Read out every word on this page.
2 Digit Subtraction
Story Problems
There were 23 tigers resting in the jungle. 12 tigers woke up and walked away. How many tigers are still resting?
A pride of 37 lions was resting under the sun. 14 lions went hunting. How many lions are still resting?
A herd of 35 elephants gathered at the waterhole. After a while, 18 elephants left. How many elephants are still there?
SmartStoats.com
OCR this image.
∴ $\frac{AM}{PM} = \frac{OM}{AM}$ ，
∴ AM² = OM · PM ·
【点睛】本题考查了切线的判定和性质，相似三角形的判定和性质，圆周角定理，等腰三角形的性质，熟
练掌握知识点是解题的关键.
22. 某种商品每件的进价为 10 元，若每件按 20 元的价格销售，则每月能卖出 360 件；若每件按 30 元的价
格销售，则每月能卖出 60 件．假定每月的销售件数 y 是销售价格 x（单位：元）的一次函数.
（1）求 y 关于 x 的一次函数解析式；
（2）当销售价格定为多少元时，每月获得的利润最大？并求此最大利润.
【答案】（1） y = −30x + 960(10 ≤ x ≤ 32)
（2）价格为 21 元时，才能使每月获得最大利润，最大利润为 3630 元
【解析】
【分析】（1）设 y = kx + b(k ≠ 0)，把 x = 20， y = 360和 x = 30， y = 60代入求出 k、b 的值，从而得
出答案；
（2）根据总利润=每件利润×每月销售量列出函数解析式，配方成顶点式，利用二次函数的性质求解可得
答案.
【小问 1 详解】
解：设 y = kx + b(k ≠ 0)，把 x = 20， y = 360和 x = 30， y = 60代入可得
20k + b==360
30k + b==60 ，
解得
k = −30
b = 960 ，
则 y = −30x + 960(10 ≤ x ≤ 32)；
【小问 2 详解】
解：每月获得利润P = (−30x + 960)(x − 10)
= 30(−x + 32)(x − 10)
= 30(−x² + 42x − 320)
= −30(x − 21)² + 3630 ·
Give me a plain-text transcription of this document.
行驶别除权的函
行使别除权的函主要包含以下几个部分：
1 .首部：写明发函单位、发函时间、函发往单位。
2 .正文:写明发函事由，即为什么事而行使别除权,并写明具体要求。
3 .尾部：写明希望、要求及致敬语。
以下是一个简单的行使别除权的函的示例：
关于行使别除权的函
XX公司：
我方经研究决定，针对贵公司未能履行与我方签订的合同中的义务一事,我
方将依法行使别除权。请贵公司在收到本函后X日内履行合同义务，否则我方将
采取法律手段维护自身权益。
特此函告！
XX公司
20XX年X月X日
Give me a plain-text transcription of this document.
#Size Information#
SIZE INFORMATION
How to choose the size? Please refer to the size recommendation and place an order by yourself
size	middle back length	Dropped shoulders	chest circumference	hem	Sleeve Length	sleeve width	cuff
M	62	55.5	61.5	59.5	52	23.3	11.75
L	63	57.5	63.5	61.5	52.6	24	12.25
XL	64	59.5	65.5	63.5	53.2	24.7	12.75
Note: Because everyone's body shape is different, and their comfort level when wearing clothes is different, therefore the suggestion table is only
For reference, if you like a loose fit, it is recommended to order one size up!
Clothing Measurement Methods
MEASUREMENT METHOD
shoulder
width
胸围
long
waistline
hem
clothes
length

============================================================

WRITTEN TASK:
Scan the lines for the string "width". Pick out every line that has it.

RESPONSE BELOW:
size	middle back length	Dropped shoulders	chest circumference	hem	Sleeve Length	sleeve width	cuff
width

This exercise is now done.